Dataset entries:

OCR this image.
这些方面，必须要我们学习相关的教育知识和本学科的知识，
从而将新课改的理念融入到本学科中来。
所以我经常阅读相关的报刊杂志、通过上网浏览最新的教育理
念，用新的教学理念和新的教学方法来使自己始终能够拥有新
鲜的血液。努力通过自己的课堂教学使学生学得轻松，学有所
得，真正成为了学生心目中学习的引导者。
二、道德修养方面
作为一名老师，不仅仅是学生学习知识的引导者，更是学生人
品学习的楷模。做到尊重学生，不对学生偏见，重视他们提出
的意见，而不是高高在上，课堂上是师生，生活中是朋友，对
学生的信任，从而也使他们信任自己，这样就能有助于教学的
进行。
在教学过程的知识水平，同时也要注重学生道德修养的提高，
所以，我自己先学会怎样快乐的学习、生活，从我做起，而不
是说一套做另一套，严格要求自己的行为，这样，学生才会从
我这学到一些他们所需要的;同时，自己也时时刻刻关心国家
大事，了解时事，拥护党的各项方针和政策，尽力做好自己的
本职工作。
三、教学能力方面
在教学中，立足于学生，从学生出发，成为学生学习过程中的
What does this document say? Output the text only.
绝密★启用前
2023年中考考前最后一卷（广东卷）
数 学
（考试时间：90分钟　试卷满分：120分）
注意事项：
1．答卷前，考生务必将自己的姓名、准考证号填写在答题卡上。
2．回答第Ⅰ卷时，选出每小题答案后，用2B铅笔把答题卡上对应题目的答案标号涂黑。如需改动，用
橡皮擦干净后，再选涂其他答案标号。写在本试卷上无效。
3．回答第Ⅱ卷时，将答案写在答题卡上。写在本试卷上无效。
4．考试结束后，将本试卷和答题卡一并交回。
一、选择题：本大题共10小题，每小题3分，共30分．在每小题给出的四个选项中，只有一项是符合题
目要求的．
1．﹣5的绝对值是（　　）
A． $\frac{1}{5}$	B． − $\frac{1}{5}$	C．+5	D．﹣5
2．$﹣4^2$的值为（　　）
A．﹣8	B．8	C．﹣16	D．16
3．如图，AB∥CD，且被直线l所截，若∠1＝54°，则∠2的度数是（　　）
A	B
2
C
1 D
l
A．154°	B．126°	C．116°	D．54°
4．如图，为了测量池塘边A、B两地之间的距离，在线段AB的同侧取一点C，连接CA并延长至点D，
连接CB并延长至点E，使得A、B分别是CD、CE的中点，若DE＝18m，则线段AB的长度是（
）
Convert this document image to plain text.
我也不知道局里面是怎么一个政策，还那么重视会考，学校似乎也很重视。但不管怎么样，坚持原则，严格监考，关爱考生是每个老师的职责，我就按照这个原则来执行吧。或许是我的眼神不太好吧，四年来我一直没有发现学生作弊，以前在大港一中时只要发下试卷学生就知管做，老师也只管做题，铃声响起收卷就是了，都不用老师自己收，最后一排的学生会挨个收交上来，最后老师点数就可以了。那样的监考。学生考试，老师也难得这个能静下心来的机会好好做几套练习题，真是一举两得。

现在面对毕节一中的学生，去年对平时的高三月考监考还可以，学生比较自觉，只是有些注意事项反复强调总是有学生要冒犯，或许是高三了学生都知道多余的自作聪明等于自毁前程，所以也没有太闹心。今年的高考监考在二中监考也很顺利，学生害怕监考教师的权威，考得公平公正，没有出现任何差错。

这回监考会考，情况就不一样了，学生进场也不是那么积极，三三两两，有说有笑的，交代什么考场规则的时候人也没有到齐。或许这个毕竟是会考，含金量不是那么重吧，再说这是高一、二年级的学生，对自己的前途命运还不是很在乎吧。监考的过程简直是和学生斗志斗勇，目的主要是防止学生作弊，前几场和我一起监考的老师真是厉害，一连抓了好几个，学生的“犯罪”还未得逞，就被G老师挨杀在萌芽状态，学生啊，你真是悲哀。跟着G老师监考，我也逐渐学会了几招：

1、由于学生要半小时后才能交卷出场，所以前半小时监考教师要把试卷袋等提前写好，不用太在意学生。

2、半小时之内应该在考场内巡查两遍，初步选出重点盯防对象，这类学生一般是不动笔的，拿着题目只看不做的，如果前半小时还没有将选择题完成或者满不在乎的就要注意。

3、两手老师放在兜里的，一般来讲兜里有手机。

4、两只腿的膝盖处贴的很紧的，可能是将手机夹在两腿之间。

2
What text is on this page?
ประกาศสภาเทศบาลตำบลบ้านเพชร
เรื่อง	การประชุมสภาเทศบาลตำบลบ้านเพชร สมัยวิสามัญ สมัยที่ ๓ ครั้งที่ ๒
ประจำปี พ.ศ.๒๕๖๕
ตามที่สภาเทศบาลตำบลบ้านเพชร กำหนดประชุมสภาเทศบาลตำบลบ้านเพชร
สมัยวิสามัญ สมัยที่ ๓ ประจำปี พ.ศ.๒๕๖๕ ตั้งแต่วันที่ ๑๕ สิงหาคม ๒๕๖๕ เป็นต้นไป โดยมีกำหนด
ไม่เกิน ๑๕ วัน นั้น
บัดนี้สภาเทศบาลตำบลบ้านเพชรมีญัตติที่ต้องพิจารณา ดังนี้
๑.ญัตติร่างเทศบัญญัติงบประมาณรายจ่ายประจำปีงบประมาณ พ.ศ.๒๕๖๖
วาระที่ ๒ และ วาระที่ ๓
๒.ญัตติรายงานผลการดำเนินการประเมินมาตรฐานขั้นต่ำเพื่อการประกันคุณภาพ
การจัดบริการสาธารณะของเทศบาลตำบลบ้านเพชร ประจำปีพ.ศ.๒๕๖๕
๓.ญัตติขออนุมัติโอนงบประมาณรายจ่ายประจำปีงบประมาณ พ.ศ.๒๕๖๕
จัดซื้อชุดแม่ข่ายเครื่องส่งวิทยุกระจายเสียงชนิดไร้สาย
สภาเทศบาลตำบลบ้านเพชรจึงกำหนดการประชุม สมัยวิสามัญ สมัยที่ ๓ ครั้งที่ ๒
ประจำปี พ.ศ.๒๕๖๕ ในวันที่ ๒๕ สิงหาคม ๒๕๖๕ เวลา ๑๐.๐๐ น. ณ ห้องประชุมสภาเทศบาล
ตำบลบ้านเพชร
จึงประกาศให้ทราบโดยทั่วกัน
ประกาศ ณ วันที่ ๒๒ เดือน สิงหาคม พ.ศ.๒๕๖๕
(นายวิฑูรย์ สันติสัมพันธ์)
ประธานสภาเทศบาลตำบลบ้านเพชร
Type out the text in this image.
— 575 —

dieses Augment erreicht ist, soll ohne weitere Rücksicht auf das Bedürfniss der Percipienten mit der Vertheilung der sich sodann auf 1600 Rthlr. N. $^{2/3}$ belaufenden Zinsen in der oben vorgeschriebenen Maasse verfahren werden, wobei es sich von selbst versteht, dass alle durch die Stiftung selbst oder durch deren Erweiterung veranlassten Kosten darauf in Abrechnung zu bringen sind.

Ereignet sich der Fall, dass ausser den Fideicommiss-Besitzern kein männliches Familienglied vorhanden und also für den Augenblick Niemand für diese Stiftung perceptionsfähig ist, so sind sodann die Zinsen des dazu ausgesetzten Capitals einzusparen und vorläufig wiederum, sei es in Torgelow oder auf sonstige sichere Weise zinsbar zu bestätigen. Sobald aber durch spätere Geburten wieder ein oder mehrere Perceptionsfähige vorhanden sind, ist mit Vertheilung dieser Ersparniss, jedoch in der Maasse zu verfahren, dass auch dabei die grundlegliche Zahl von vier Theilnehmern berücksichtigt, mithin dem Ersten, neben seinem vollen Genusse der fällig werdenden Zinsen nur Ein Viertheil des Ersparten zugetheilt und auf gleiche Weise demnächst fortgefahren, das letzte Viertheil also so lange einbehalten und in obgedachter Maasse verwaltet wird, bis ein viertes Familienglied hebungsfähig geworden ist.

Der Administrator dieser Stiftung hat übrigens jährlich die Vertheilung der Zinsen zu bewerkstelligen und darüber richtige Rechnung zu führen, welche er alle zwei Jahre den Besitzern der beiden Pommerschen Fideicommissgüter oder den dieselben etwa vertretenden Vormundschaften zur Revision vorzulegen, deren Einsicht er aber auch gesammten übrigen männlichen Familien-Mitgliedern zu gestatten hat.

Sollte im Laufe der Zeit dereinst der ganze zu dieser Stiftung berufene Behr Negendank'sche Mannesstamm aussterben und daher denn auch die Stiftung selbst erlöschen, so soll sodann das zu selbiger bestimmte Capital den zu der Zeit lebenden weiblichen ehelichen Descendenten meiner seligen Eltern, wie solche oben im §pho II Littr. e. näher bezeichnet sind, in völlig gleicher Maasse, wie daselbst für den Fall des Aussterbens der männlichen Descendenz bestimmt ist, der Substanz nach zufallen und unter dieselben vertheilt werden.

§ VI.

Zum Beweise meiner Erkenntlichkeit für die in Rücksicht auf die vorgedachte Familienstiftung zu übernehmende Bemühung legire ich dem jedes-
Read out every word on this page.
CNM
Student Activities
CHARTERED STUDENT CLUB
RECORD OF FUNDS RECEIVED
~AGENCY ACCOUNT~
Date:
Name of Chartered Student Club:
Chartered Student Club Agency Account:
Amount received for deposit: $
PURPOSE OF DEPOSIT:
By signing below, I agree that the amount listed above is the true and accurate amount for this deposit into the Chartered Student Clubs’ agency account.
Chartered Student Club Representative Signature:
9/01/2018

WORK INSTRUCTIONS:
Using the material above, count the lines containing the word "oben". Reply with the number alone.

ANSWER TO THIS PROBLEM:
2